> _What is required_
Go through the listing below and gather every line with the word "instructions".

> _Supplied material_

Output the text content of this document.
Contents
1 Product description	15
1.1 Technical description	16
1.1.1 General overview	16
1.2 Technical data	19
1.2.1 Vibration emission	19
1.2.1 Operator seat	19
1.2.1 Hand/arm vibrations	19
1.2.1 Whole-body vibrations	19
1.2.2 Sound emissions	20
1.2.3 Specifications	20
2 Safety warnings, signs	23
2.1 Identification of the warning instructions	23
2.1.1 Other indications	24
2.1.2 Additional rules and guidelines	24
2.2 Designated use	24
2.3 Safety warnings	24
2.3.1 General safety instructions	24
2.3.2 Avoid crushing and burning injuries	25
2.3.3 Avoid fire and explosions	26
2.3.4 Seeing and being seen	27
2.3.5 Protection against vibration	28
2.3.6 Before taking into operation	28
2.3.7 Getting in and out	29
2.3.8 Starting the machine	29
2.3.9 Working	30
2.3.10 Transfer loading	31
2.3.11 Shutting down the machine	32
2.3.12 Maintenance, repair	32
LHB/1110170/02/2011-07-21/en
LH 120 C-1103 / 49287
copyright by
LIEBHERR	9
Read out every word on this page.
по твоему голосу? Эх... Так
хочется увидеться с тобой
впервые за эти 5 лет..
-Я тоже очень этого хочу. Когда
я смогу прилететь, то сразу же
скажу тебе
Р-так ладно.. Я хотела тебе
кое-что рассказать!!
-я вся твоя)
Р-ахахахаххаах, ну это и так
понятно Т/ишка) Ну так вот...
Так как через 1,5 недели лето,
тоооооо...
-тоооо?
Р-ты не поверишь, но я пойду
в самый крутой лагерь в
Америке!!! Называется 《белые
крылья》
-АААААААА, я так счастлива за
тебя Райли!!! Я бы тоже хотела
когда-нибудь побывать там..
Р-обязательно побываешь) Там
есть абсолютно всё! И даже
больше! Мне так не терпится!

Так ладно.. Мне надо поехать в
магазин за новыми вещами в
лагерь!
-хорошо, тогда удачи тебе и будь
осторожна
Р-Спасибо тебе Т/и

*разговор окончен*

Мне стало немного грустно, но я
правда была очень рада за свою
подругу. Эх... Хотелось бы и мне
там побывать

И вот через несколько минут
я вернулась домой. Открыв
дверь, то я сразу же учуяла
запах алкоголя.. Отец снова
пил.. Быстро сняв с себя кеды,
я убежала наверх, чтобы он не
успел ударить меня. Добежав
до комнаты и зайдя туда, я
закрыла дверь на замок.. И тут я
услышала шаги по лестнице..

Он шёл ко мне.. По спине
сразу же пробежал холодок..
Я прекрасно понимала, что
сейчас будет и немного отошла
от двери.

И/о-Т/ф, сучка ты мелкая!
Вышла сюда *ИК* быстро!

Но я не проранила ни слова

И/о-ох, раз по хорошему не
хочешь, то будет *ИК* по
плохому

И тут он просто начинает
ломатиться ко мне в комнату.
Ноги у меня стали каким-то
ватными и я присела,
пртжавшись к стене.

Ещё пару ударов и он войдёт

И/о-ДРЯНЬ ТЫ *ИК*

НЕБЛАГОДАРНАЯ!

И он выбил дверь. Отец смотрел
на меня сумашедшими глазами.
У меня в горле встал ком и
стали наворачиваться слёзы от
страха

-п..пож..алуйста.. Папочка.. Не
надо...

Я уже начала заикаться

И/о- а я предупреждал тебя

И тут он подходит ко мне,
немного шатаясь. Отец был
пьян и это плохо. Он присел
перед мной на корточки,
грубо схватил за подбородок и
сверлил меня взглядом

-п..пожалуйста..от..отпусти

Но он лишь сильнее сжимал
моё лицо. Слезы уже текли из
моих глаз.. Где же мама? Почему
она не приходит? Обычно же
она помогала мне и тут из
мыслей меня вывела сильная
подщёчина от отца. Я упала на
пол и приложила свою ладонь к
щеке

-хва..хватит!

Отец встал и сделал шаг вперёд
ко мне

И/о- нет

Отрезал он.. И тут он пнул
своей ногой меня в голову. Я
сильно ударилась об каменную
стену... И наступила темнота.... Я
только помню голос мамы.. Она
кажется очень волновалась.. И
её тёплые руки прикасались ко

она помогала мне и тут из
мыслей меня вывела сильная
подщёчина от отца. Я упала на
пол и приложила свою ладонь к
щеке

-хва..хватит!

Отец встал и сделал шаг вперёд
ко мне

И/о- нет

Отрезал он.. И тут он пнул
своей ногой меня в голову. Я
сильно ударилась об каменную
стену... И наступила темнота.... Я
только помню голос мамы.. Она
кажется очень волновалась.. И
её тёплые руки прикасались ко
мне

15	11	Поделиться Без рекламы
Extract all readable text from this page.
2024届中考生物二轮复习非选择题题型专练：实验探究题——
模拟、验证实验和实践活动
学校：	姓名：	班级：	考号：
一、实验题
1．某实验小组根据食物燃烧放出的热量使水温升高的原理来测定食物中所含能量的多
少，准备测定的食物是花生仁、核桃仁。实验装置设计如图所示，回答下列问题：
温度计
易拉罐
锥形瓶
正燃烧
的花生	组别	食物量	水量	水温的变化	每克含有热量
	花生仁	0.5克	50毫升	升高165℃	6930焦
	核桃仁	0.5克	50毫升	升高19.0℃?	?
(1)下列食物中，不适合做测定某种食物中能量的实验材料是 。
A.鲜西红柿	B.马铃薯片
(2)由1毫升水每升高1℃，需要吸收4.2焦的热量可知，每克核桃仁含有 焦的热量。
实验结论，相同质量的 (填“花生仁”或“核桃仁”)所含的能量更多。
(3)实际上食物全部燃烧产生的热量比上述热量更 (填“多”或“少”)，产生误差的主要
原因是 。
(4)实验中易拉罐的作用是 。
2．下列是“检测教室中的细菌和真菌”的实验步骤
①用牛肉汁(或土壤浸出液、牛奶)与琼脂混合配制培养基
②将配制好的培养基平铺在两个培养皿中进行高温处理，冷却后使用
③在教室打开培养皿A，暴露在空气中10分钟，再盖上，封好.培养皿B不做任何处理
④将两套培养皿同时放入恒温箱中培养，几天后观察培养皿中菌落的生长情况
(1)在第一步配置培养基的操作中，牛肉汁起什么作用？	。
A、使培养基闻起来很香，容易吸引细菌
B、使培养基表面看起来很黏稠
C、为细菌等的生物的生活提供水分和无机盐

> _Problem solution_
2.1 Identification of the warning instructions	23
2.3.1 General safety instructions	24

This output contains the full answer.